- [Parti dell'esercizio]
(1) Rispondi alle domande seguenti in base al testo sui raggi UV.
(a) Quanti millijoule per centimetro quadrato di raggi UvC bastano per inattivare la carica virale?
(b) In quanti Paesi gli astrofisici hanno raccolto dati sulla quantità di raggi solari?
(c) Quali Paesi rappresentano un caso a sé stante?
(2) Ricopia dal testo sui raggi UV il passo che comincia con «Nell’esperimento sono state» e termina con «qualunque situazione reale.».

### Blocco di testo

“Abbiamo utilizzato delle lampade a raggi Uv di tipo C, quelli che non arrivano sulla Terra perché vengono bloccati dall’atmosfera. Per capirsi, sono simili ai dispositivi usati per purificare gli acquari.
Nell’esperimento sono state posizionate sotto le lampade gocce di liquido di diverse dimensioni (droplet) contenenti Sars-CoV-2, per simulare ciò che può essere messo parlando o con uno starnuto.
Abbiamo valutato una dose bassissima di virus (quella che può esserci in una stanza dove è presente un positivo), una dose cento volte più alta (che si può trovare in un soggetto con forma seria di Covid-19) e una quantità mille volte più alta, impossibile da trovare in un essere umano o in una qualunque situazione reale.
In tutti tre i casi la carica virale è stata inattivata in pochi secondi al 99,9% da una piccola quantità di raggi UvC: ne bastano 2 millijoule per centimetro quadrato”, ha spiegato in una intervista al Corriere della Sera.
Lo stesso esperimento è stato fatto con i raggi UvA e UvB, ovvero quelli che arrivano sulla superficie terrestre ed il prof Clerici afferma che “i risultati sono molto simili, ma li stiamo sistemando e quindi non sono ancora disponibili per la comunità scientifica. Il lavoro degli astrofisici è stato quello di raccogliere dati sulla quantità di raggi solari in 260 Paesi dal 15 gennaio a fine maggio. La corrispondenza con l’andamento dell’epidemia di Sars-CoV-2 è risultata quasi perfetta: minore è la quantità di UvA e UvB, maggiore è il numero di infezioni.
Questo potrebbe spiegarci perché in Italia, ora che è estate, abbiamo pochissimi casi e quasi tutti con pochi sintomi, mentre alcuni Paesi nell’altro emisfero — come quelli del Sud America, in cui è inverno — stanno affrontando il picco. Un caso a sé stante è rappresentato da Bangladesh, India e Pakistan dove, nonostante il clima caldo, le nuvole dei monsoni bloccano i raggi solari. Sottolineo che nell’analisi dei colleghi astrofisici sono state prese in considerazione anche altre variabili, come l’uso della mascherina e il distanziamento interpersonale”.

######
### Materiale fornito

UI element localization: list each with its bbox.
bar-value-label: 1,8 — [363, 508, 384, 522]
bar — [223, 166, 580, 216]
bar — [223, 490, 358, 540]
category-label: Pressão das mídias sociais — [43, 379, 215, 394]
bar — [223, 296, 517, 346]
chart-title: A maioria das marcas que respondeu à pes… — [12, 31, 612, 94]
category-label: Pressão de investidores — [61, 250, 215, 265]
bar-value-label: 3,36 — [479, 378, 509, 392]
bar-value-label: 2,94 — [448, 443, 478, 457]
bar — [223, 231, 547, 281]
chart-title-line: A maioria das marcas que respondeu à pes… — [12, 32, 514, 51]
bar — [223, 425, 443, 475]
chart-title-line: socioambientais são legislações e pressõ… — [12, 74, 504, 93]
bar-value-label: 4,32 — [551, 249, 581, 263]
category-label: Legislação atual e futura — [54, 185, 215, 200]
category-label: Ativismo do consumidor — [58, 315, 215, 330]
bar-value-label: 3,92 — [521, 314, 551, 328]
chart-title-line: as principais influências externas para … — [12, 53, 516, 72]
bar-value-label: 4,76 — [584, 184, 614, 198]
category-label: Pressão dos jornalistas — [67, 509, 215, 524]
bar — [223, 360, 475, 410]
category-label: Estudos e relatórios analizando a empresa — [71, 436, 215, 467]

######

- [Insieme delle soluzioni]
(1)
(a) 2 millijoule per centimetro quadrato.
(b) In 260 Paesi.
(c) Bangladesh, India e Pakistan.

(2)
Nell’esperimento sono state posizionate sotto le lampade gocce di liquido di diverse dimensioni (droplet) contenenti Sars-CoV-2, per simulare ciò che può essere messo parlando o con uno starnuto.
Abbiamo valutato una dose bassissima di virus (quella che può esserci in una stanza dove è presente un positivo), una dose cento volte più alta (che si può trovare in un soggetto con forma seria di Covid-19) e una quantità mille volte più alta, impossibile da trovare in un essere umano o in una qualunque situazione reale.